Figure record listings
++++++

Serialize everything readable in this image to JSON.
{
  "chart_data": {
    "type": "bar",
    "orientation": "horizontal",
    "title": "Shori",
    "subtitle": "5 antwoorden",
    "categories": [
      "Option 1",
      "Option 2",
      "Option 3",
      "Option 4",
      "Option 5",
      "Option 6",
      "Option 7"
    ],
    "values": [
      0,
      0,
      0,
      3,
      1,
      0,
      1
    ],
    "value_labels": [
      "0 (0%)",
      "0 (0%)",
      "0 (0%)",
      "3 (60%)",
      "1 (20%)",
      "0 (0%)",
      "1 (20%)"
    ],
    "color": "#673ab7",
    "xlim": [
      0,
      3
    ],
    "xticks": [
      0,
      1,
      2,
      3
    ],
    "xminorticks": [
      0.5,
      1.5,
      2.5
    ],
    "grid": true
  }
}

++++++

Collect every line with the string "Option" from the records, and copy each.

(TASK ANSWER)
      "Option 1",
      "Option 2",
      "Option 3",
      "Option 4",
      "Option 5",
      "Option 6",
      "Option 7"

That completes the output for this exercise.